## DATA SECTION
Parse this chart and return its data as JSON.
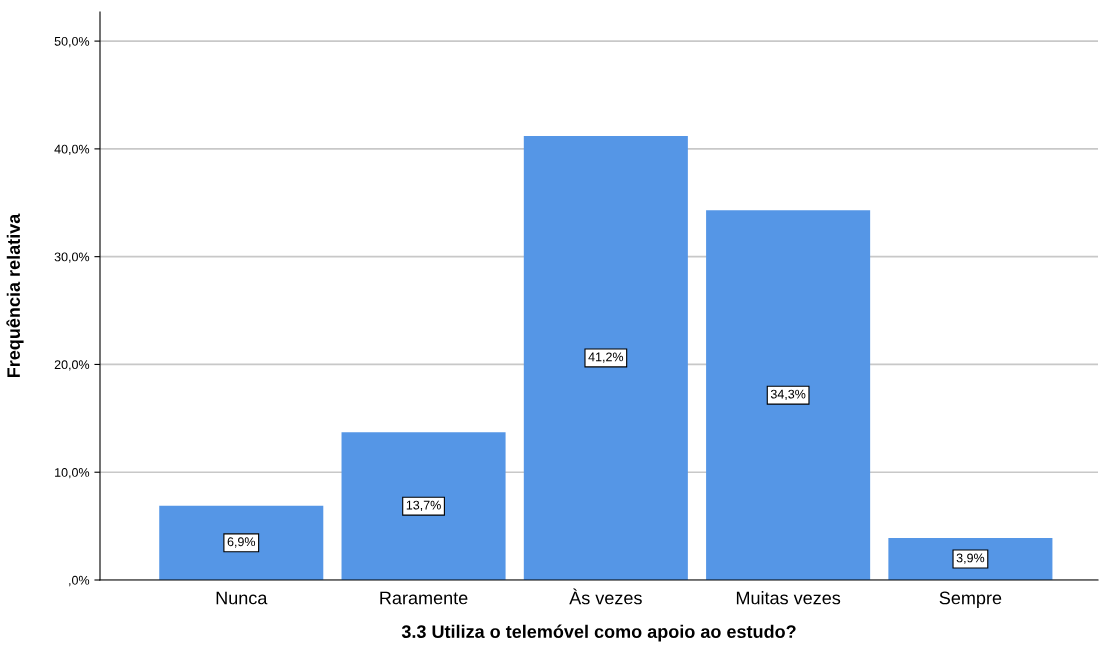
{
  "chart_data": {
    "type": "bar",
    "xlabel": "3.3 Utiliza o telemóvel como apoio ao estudo?",
    "ylabel": "Frequência relativa",
    "categories": [
      "Nunca",
      "Raramente",
      "Às vezes",
      "Muitas vezes",
      "Sempre"
    ],
    "values": [
      6.9,
      13.7,
      41.2,
      34.3,
      3.9
    ],
    "value_labels": [
      "6,9%",
      "13,7%",
      "41,2%",
      "34,3%",
      "3,9%"
    ],
    "color": "#5596e6",
    "ylim": [
      0,
      52.7
    ],
    "yticks": [
      {
        "value": 0,
        "label": ",0%"
      },
      {
        "value": 10,
        "label": "10,0%"
      },
      {
        "value": 20,
        "label": "20,0%"
      },
      {
        "value": 30,
        "label": "30,0%"
      },
      {
        "value": 40,
        "label": "40,0%"
      },
      {
        "value": 50,
        "label": "50,0%"
      }
    ],
    "grid": "y"
  }
}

## WHAT IS REQUIRED
Working from the material above, transcribe it exactly while omitting pictures.

## THE SOLUTION
Parse this chart and return its data as JSON.
{
  "chart_data": {
    "type": "bar",
    "xlabel": "3.3 Utiliza o telemóvel como apoio ao estudo?",
    "ylabel": "Frequência relativa",
    "categories": [
      "Nunca",
      "Raramente",
      "Às vezes",
      "Muitas vezes",
      "Sempre"
    ],
    "values": [
      6.9,
      13.7,
      41.2,
      34.3,
      3.9
    ],
    "value_labels": [
      "6,9%",
      "13,7%",
      "41,2%",
      "34,3%",
      "3,9%"
    ],
    "color": "#5596e6",
    "ylim": [
      0,
      52.7
    ],
    "yticks": [
      {
        "value": 0,
        "label": ",0%"
      },
      {
        "value": 10,
        "label": "10,0%"
      },
      {
        "value": 20,
        "label": "20,0%"
      },
      {
        "value": 30,
        "label": "30,0%"
      },
      {
        "value": 40,
        "label": "40,0%"
      },
      {
        "value": 50,
        "label": "50,0%"
      }
    ],
    "grid": "y"
  }
}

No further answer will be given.